*Quoted passage*

=== Begin Enclosure ===

Assembly principles of a unique cage formed by hexameric and decameric E. coli proteins

All reviewers found the symmetry mismatch and the way Nature solved this “problem” in your structure intriguing, and agreed that the paper should therefore be published in eLife. However, all reviewers also agreed that more context about the function of the complex should be provided in a revised version of the manuscript.

Opting for a short report format, we had previously decided to concentrate on the main findings which are the structural bases of the LdcI-RavA interaction. We are now happy to add functional aspects in several places in the manuscript (see below).

One reviewer suggested that, apart from providing a more extensive introduction on the biological function of this complex, you should also test the described mutants in a stress response assay. Although such data may indeed strengthen the manuscript (and we would therefore encourage you to include such data if available), a consensus was reached that such data are not a necessary requirement for publication of the current manuscript.

Although the particular mutants described in this study were only tested in vitro, we know from our previous work (El Bakkoury et al., PNAS 2010) that the wild type E.coli strain increases the pH of its growth media at a higher rate than the ravA-deltaLARA strain expressing a RavA variant devoid of the LARA domain (i.e. incapable of interaction with LdcI).Therefore we strongly suppose that the present RavA mutants that don’t bind LdcI would also have a similar effect on the acid stress in vivo.

=== End Enclosure ===

*Dataset*
=== Begin Enclosure ===

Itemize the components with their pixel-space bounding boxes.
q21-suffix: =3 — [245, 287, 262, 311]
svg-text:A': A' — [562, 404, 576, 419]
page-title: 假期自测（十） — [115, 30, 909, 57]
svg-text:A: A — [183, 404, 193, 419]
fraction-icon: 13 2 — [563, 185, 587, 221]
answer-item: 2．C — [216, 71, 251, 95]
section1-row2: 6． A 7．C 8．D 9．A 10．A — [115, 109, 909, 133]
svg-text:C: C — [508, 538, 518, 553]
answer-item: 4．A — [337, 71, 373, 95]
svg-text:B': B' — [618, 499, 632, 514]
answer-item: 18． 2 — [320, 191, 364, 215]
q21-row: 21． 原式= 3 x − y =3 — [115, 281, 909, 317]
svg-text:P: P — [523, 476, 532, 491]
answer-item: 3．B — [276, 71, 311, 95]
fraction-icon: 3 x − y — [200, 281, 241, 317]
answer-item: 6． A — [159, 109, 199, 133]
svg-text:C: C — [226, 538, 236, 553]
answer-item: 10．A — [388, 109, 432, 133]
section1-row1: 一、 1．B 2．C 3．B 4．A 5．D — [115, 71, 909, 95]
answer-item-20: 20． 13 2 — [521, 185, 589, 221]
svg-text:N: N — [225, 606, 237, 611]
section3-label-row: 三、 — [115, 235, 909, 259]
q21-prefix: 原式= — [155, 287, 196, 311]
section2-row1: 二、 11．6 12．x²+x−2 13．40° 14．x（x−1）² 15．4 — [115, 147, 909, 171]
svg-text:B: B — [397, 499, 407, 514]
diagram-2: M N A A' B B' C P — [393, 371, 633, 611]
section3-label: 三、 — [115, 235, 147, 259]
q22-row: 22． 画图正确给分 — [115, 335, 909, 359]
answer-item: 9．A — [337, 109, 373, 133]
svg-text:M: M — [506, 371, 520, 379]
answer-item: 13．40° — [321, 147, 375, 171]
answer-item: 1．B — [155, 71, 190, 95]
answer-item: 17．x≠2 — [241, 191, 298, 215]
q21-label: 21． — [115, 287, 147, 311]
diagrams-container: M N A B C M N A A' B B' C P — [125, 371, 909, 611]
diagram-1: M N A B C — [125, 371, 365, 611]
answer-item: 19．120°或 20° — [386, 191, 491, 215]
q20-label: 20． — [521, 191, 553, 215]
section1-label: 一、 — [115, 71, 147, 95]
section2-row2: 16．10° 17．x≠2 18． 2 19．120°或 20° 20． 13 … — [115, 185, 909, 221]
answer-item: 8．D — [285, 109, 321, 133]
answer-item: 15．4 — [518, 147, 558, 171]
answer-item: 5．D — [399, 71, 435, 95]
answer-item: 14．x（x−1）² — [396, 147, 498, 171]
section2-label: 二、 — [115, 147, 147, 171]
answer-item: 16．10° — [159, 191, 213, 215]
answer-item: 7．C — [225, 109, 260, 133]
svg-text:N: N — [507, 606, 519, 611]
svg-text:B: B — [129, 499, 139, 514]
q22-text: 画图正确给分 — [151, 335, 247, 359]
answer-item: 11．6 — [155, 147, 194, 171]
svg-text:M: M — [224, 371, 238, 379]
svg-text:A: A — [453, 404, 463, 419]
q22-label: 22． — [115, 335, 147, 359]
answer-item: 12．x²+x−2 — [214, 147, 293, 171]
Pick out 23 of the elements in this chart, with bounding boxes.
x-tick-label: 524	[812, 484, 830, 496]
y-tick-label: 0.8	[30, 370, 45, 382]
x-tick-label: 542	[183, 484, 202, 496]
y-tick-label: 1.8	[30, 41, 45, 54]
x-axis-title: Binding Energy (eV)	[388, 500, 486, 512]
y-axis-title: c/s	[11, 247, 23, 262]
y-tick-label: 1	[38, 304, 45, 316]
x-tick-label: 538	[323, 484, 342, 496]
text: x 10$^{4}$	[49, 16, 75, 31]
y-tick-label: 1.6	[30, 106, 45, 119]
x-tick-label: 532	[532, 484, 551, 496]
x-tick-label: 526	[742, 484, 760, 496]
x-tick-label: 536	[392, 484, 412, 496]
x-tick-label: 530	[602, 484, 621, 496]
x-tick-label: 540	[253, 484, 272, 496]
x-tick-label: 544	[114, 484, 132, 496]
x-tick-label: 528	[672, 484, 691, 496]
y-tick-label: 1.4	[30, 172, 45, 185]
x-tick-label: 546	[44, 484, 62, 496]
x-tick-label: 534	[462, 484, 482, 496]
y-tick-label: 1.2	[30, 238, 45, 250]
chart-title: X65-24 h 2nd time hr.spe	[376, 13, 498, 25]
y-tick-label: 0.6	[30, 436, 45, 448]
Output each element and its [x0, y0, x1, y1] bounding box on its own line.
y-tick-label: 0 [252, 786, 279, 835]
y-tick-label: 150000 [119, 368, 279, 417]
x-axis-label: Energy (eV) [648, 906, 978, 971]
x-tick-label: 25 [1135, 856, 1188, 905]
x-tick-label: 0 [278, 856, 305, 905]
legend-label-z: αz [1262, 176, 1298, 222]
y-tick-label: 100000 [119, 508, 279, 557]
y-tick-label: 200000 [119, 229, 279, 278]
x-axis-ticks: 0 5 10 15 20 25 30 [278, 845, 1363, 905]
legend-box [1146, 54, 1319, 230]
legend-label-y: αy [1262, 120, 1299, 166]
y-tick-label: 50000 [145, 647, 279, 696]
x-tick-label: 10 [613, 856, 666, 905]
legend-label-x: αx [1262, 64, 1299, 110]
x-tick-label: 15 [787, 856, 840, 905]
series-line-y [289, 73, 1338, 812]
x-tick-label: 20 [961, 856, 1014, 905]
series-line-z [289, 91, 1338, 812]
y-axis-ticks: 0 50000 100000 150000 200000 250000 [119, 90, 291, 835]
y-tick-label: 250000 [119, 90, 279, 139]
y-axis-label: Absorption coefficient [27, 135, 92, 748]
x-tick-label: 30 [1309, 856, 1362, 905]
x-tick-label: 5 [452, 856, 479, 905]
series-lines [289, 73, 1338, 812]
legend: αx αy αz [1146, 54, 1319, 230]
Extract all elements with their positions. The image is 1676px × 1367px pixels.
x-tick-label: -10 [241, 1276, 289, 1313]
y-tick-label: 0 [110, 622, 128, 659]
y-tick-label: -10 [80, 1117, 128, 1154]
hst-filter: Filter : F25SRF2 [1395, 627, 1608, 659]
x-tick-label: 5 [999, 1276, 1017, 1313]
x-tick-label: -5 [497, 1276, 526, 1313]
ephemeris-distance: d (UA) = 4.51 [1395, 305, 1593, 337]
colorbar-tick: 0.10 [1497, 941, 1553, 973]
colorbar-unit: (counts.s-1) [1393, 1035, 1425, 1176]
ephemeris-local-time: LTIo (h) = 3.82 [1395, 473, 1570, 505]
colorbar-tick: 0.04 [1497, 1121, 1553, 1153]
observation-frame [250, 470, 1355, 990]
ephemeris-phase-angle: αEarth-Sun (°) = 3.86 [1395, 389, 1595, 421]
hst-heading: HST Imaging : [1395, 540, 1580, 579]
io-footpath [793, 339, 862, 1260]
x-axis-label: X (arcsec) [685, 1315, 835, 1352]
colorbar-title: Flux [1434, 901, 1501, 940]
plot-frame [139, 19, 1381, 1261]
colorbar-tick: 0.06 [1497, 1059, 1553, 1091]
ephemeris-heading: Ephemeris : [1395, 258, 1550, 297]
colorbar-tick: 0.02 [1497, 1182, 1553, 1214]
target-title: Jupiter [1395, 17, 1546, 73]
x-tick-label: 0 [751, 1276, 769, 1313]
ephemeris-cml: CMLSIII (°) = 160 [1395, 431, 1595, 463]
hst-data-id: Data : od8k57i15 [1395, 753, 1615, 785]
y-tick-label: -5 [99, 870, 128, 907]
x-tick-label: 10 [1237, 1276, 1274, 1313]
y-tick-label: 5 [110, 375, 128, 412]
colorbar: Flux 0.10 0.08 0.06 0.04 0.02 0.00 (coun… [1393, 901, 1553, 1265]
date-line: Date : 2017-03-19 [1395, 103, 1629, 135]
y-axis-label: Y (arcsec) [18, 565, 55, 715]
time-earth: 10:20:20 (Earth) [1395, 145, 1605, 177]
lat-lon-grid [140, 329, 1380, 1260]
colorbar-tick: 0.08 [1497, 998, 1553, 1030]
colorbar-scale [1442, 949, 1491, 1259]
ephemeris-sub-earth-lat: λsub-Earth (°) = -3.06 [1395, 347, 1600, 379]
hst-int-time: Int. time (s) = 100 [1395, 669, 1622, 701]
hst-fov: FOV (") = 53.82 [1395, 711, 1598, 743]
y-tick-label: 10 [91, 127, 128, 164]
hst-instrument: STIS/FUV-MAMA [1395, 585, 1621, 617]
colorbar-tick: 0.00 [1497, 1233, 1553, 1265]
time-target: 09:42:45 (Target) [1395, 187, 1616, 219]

=== End Enclosure ===

*Task brief*
In the review exchange on the LdcI-RavA cage, what did all reviewers agree a revised manuscript should provide? The records have nothing to do with this exercise.

*Your solution*
More context about the function of the complex.